▶ WHAT THIS TASK INVOLVES
Return the records in full, exactly as given.

(Dataset items)
###
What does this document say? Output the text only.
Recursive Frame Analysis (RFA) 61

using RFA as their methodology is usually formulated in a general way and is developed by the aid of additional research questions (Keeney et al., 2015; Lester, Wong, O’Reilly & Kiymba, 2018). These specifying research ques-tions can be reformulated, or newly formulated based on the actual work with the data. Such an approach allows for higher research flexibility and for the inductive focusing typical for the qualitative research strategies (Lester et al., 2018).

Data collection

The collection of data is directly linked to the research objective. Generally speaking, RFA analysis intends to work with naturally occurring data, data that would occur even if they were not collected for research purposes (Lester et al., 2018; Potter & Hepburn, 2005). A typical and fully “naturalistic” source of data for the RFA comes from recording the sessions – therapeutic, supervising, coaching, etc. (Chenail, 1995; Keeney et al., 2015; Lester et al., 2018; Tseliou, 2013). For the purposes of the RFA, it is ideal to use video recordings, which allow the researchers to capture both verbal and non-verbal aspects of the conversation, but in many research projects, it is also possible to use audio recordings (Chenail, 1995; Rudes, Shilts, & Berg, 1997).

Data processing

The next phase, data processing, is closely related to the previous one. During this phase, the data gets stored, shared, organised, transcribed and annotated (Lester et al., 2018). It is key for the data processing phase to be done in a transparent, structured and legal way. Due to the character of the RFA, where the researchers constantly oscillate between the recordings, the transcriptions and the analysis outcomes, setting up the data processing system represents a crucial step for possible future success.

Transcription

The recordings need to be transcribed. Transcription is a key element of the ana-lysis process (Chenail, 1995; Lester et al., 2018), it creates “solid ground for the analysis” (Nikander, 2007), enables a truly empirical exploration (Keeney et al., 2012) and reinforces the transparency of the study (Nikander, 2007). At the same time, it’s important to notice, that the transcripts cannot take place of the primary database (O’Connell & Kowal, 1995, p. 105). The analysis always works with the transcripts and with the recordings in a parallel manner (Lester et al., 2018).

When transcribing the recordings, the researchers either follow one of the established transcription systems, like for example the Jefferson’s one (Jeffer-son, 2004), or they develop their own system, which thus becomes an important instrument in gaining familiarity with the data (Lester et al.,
###
▶ WRITTEN REPLY
What does this document say? Output the text only.
Recursive Frame Analysis (RFA) 61

using RFA as their methodology is usually formulated in a general way and is developed by the aid of additional research questions (Keeney et al., 2015; Lester, Wong, O’Reilly & Kiymba, 2018). These specifying research ques-tions can be reformulated, or newly formulated based on the actual work with the data. Such an approach allows for higher research flexibility and for the inductive focusing typical for the qualitative research strategies (Lester et al., 2018).

Data collection

The collection of data is directly linked to the research objective. Generally speaking, RFA analysis intends to work with naturally occurring data, data that would occur even if they were not collected for research purposes (Lester et al., 2018; Potter & Hepburn, 2005). A typical and fully “naturalistic” source of data for the RFA comes from recording the sessions – therapeutic, supervising, coaching, etc. (Chenail, 1995; Keeney et al., 2015; Lester et al., 2018; Tseliou, 2013). For the purposes of the RFA, it is ideal to use video recordings, which allow the researchers to capture both verbal and non-verbal aspects of the conversation, but in many research projects, it is also possible to use audio recordings (Chenail, 1995; Rudes, Shilts, & Berg, 1997).

Data processing

The next phase, data processing, is closely related to the previous one. During this phase, the data gets stored, shared, organised, transcribed and annotated (Lester et al., 2018). It is key for the data processing phase to be done in a transparent, structured and legal way. Due to the character of the RFA, where the researchers constantly oscillate between the recordings, the transcriptions and the analysis outcomes, setting up the data processing system represents a crucial step for possible future success.

Transcription

The recordings need to be transcribed. Transcription is a key element of the ana-lysis process (Chenail, 1995; Lester et al., 2018), it creates “solid ground for the analysis” (Nikander, 2007), enables a truly empirical exploration (Keeney et al., 2012) and reinforces the transparency of the study (Nikander, 2007). At the same time, it’s important to notice, that the transcripts cannot take place of the primary database (O’Connell & Kowal, 1995, p. 105). The analysis always works with the transcripts and with the recordings in a parallel manner (Lester et al., 2018).

When transcribing the recordings, the researchers either follow one of the established transcription systems, like for example the Jefferson’s one (Jeffer-son, 2004), or they develop their own system, which thus becomes an important instrument in gaining familiarity with the data (Lester et al.,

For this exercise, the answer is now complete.